> PASSAGE TO READ
We are having a few days in Norfolk to celebrate our 36th wedding anniversary. Friends Rob and Anne drove up for the day and we walked down into the village. The girls took up residence in the tea room while the boys went and explored St Edmund’s church – TG 641203. There is a website at https://www.abychurches.co.uk/ – Acle and Bure to Yare benefice, lots of churches to visit. It is also worth mentioning Simon Knott’s site – http://www.norfolkchurches.co.uk/acle/acle.htm 

The church is on the corner in the middle of the village. Nice view from the south side, and a welcoming notice – but easiest access was through the North Porch. In the C12 there would have been a rectangular Norman nave and a round west tower, then the octagonal section was added in the C13. In the C14 the chancel was added, then the Norman nave was demolished and the present wider, higher nave constructed. The southern porch is C15, the north porch was added sometime later. We know that the tower battlements were added in 1472, a reeve called Robert Reynes records his father and two others adding them for £16. The figures at the top have been replaced over time – one of them is Edmund.

The roof will need re-thatching soon – a problem St Edmund’s Allestree hasn’t got. I didn’t photo the South Porch. In his will of 1487 Robert Bataly requested burial by the north door of the church and left 20 marks (£13) for construction of the porch. Apparently there is an image of them in the porch which I missed. It was also worth looking down – rather a nice memorial.

The church doesn’t look particularly stunning when you walk in, but it’s worth an explore. A small tapestry, and you can only be the organist if you are thin and agile. Two War memorials are rather special.

There is a rather nice Nativity Window on the north side – it dates from 1939, so the light in the darkness might have seemed particularly appropriate.

The East Window is a lovely Victorian Ascension window. It was given in memory of W.R. Last who died in 1867. I love the garden, the city and the angels. The saints on the riddle posts behind the altar are Edmund and George – I photoed Edmund. Another Edmund picture too.

> REQUIRED TASK
In the account of the visit to St Edmund's church, in what year were the tower battlements added?

> AVAILABLE DATA

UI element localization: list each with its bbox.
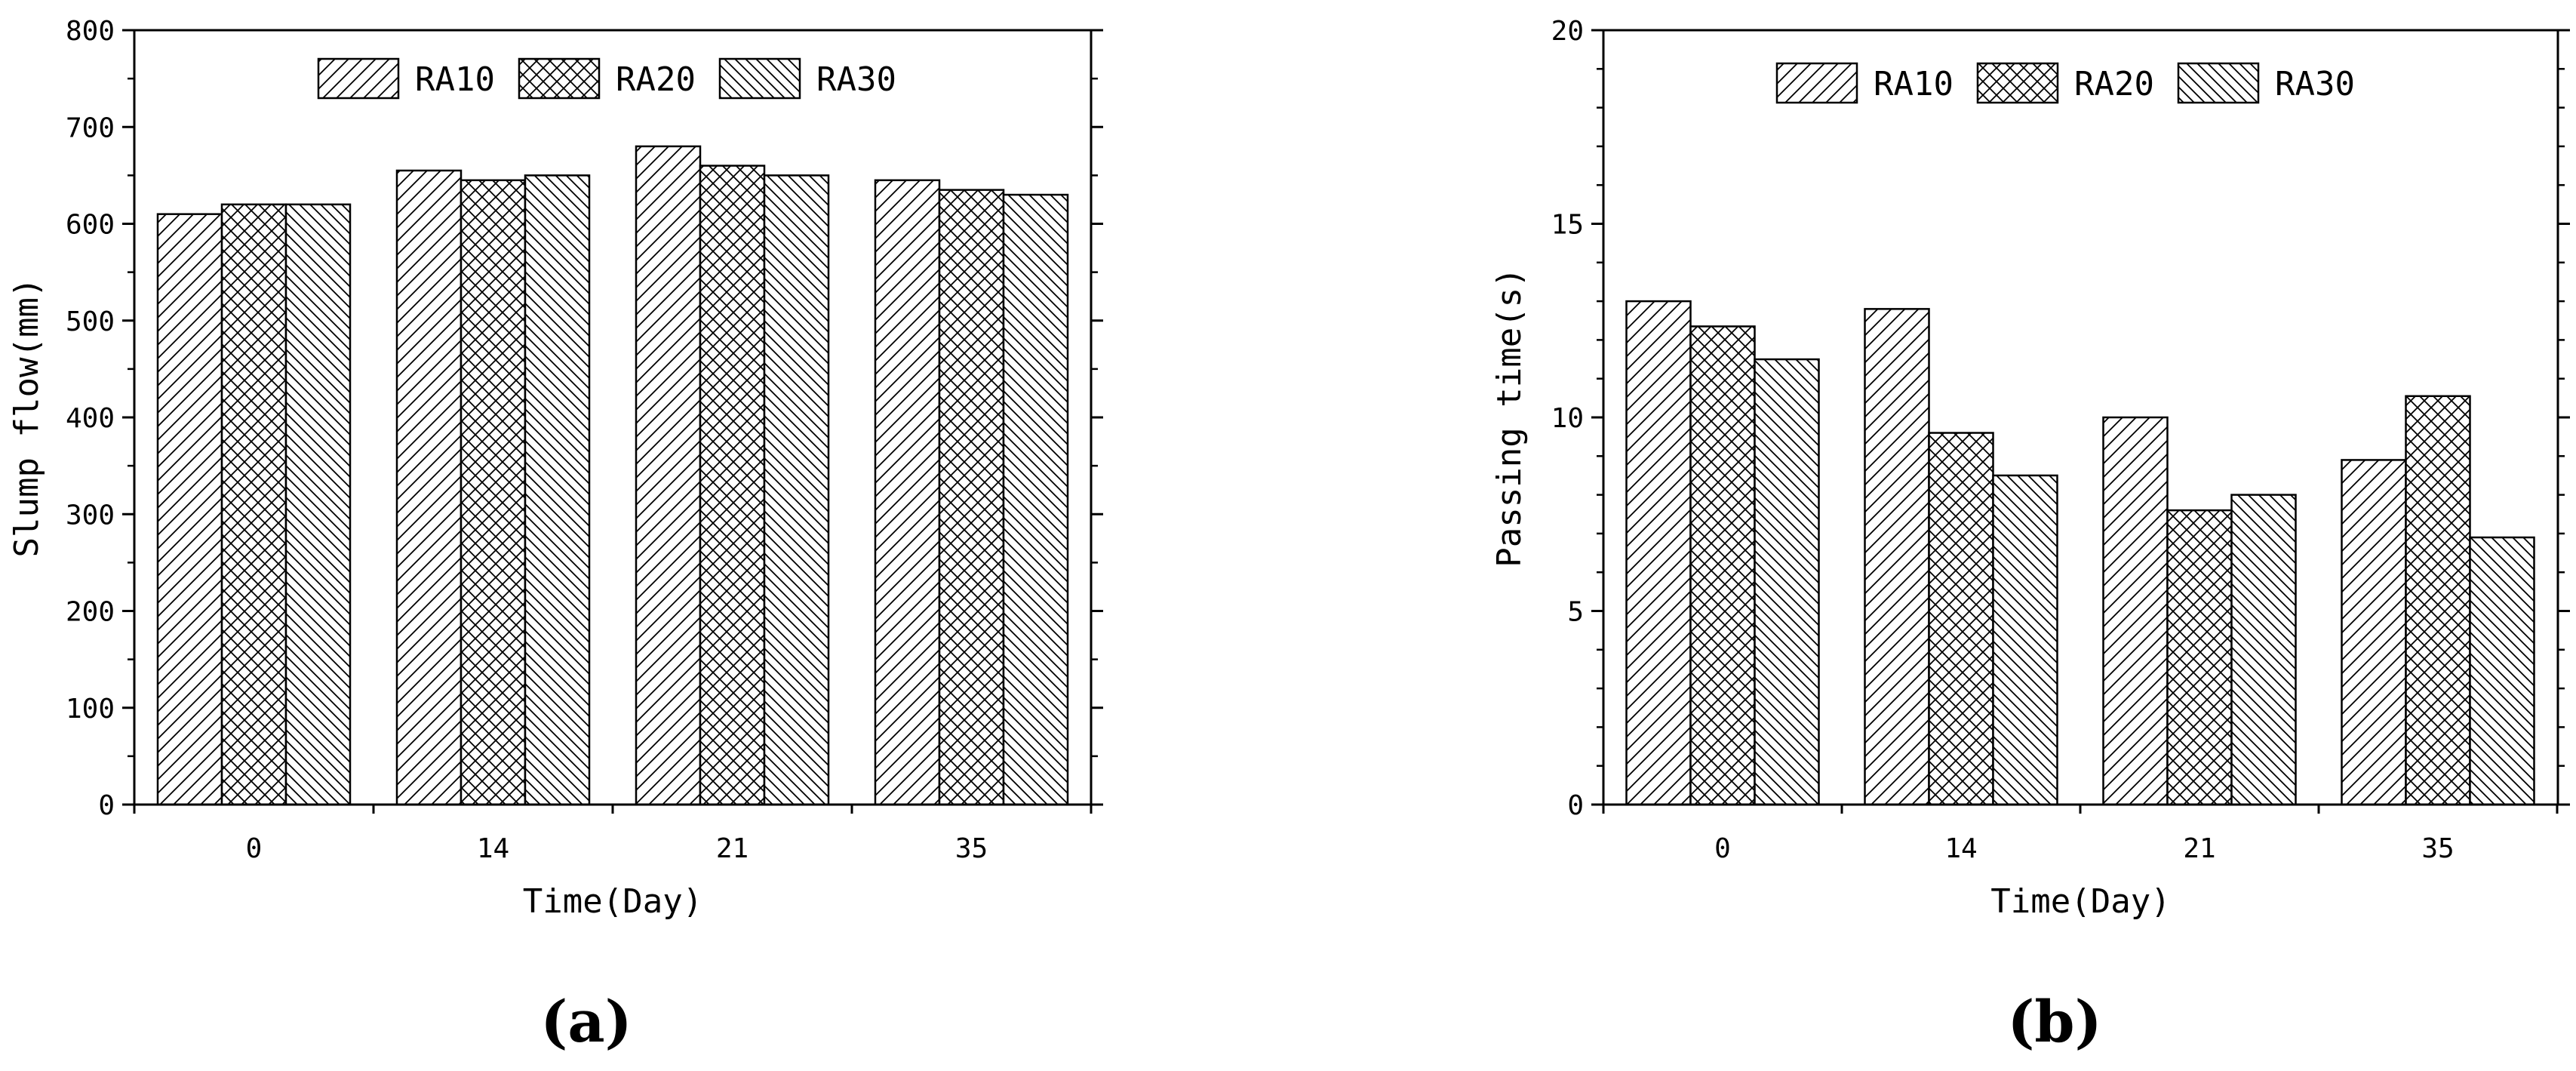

> OUTPUT OF THE EXERCISE
1472